[Your task]:
Filter this data down to the lines that hold "JSON", and copy them.

[Supplied entries]:
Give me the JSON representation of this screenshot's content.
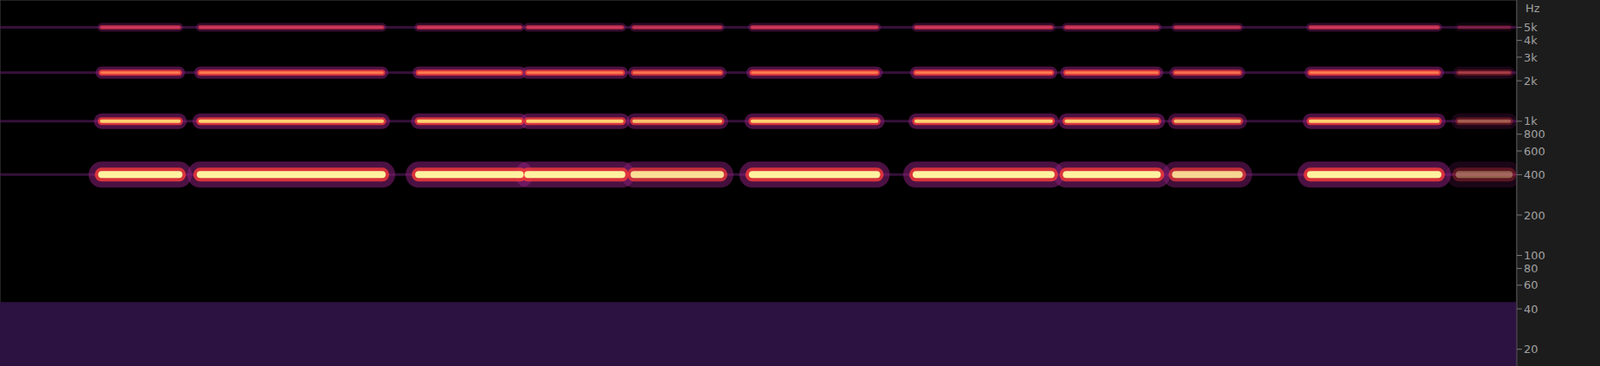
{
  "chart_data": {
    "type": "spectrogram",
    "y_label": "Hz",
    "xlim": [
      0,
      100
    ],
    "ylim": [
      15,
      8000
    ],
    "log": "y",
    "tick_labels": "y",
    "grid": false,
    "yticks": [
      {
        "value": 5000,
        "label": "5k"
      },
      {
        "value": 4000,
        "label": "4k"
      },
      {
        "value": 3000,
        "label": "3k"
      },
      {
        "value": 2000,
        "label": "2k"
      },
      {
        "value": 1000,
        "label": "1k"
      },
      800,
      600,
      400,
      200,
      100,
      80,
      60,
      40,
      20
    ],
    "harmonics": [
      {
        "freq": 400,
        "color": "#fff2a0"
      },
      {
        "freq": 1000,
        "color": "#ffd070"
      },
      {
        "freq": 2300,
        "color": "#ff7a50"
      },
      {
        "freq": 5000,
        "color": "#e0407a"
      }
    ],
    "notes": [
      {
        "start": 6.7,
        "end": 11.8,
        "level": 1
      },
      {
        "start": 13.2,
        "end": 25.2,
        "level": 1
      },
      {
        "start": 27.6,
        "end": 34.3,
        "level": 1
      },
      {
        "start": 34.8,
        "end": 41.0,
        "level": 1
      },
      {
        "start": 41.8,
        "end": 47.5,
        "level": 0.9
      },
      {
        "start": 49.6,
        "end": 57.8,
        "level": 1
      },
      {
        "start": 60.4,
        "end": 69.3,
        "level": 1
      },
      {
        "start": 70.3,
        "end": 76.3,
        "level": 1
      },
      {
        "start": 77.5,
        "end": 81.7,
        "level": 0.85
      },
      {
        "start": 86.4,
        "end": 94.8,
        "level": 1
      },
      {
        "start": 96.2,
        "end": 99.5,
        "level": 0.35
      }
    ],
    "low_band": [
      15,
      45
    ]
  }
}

==

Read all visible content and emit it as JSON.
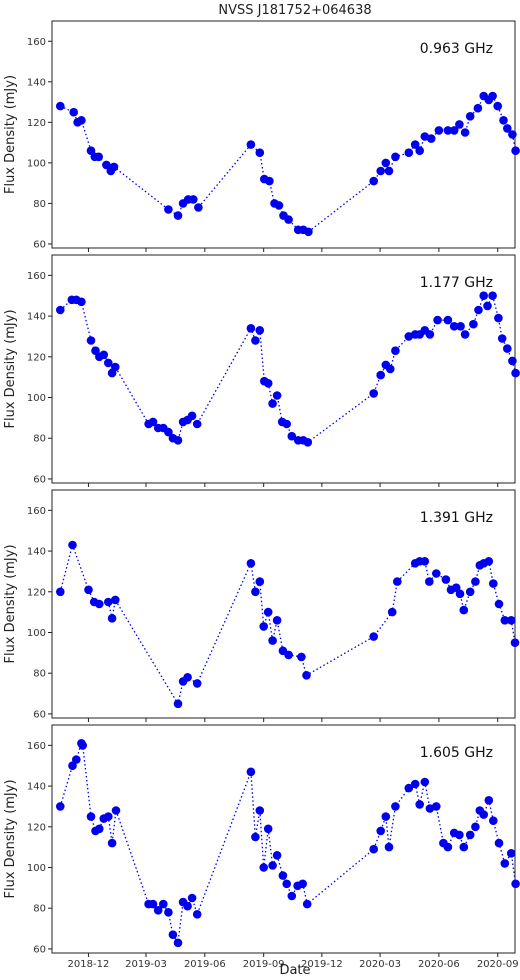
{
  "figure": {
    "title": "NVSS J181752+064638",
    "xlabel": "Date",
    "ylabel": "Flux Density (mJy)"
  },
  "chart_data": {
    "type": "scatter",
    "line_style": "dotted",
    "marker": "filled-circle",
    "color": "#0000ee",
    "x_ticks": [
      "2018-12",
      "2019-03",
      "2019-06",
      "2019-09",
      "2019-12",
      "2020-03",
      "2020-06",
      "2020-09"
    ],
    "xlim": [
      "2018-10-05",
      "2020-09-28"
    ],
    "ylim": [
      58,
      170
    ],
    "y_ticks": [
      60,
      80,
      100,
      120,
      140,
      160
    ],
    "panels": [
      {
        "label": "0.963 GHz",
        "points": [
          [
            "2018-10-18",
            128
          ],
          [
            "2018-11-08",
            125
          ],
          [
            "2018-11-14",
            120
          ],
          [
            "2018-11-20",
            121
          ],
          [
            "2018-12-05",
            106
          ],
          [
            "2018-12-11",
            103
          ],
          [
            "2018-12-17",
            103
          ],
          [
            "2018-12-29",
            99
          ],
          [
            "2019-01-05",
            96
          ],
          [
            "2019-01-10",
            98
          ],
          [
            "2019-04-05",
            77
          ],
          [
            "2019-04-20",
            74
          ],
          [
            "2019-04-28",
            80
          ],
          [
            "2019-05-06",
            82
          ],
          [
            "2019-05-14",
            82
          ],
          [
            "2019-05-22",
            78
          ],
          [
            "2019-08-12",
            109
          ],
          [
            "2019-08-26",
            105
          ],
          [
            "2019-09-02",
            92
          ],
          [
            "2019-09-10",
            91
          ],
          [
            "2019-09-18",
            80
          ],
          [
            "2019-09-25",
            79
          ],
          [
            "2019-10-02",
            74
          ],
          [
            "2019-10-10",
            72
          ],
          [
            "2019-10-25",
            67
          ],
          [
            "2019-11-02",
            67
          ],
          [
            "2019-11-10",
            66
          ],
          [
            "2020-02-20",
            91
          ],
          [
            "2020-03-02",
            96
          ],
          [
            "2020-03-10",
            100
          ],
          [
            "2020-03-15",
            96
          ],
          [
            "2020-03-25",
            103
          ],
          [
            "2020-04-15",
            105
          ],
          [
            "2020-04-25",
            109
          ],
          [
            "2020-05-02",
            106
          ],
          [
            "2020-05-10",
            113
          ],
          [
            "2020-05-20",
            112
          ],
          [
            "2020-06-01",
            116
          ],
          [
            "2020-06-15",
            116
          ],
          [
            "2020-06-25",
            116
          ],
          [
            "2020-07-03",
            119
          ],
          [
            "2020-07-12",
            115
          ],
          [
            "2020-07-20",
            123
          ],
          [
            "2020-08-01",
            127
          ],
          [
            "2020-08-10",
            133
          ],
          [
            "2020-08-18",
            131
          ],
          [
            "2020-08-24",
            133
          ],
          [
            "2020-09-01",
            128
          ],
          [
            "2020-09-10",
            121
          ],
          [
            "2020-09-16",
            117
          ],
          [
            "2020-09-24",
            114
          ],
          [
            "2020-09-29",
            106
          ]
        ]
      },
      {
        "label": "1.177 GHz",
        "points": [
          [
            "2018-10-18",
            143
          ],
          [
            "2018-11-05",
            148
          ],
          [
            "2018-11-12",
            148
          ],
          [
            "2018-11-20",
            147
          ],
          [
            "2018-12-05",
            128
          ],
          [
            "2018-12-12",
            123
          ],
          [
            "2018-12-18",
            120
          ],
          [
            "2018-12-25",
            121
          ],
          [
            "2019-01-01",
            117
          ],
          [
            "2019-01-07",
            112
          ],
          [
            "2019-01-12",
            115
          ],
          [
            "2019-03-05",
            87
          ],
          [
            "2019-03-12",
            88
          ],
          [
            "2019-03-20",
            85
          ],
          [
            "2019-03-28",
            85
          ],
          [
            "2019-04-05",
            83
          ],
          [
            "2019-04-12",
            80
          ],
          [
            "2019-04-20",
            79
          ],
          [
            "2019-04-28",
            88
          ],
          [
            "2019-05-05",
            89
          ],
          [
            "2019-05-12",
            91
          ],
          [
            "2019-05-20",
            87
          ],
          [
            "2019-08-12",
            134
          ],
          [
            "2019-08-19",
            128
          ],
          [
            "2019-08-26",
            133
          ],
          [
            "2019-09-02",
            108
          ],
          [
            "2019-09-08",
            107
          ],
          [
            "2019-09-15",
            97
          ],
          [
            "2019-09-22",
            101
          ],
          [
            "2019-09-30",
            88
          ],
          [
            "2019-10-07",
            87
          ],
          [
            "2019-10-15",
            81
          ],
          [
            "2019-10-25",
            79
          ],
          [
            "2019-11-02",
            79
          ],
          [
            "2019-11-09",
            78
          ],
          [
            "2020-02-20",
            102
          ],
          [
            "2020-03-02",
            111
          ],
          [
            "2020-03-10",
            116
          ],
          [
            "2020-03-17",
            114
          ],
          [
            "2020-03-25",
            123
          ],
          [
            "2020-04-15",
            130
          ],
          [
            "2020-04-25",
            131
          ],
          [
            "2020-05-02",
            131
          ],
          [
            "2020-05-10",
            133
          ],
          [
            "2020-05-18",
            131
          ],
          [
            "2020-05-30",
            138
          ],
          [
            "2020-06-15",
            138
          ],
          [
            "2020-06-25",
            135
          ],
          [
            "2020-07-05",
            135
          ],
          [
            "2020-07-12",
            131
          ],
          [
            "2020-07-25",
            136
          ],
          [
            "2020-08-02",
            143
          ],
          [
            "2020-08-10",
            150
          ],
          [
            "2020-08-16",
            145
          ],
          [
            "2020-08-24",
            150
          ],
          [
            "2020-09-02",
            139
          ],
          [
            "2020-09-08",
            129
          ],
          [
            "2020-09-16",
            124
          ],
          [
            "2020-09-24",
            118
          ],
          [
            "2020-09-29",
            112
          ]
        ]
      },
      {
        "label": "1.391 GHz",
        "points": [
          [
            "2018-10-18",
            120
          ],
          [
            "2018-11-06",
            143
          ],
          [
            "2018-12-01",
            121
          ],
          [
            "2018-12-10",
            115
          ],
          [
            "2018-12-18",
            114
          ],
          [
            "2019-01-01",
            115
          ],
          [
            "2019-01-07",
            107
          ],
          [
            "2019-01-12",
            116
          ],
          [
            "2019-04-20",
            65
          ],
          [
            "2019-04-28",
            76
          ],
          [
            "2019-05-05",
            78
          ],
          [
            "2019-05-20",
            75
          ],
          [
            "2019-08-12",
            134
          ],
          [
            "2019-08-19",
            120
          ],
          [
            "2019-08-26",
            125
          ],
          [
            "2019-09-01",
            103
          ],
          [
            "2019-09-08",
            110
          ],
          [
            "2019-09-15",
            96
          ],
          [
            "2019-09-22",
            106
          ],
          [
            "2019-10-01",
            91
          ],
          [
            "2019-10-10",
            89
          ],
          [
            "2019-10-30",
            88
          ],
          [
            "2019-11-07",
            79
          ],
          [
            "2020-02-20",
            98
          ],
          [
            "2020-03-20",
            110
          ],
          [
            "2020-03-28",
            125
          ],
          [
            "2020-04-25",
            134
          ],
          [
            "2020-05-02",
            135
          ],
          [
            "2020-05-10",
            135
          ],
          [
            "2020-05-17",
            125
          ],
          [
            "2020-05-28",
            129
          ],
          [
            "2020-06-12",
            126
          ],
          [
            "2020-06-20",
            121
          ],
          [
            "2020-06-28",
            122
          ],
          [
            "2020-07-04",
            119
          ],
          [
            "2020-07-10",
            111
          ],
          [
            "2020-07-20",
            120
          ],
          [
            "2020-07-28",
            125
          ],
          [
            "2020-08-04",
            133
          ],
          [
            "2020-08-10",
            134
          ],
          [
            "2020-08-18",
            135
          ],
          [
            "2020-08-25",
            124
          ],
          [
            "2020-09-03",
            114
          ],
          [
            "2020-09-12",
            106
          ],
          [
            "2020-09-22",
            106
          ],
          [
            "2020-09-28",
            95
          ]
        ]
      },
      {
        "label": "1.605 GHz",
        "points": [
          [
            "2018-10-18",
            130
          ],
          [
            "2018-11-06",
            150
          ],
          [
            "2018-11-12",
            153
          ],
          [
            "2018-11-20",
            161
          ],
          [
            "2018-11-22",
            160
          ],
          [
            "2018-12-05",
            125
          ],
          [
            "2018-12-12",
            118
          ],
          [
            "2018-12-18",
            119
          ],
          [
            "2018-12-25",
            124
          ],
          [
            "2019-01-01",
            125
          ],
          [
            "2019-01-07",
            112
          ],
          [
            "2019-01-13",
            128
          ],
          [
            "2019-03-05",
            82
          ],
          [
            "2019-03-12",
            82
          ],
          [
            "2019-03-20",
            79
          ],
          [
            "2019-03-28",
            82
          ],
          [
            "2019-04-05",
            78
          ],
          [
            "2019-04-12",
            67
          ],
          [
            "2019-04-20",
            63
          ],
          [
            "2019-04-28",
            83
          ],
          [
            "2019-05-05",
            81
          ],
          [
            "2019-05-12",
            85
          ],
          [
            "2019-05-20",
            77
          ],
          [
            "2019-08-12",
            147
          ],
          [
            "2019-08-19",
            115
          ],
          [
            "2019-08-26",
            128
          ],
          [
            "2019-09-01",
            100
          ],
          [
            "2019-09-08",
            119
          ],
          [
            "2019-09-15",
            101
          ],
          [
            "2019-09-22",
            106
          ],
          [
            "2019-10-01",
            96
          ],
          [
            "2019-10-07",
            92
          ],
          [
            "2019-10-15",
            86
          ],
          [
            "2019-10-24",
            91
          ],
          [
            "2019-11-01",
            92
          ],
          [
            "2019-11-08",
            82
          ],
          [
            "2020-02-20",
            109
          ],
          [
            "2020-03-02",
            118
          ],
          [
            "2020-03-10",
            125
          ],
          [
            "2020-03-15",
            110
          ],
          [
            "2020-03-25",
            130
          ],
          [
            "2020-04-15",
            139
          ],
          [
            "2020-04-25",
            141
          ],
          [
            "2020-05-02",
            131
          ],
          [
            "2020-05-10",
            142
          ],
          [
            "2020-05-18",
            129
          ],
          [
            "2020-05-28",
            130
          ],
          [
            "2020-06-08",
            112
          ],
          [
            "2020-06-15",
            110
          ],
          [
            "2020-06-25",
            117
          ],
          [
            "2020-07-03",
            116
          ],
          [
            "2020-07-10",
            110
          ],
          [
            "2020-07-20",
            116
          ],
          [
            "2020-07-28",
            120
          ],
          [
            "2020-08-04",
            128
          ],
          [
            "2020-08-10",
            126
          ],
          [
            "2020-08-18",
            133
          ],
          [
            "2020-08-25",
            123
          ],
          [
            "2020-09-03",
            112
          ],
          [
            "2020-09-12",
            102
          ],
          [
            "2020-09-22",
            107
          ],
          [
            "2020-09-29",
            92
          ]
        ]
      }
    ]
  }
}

[Solution]:
Give me the JSON representation of this screenshot's content.
Read all visible content and emit it as JSON.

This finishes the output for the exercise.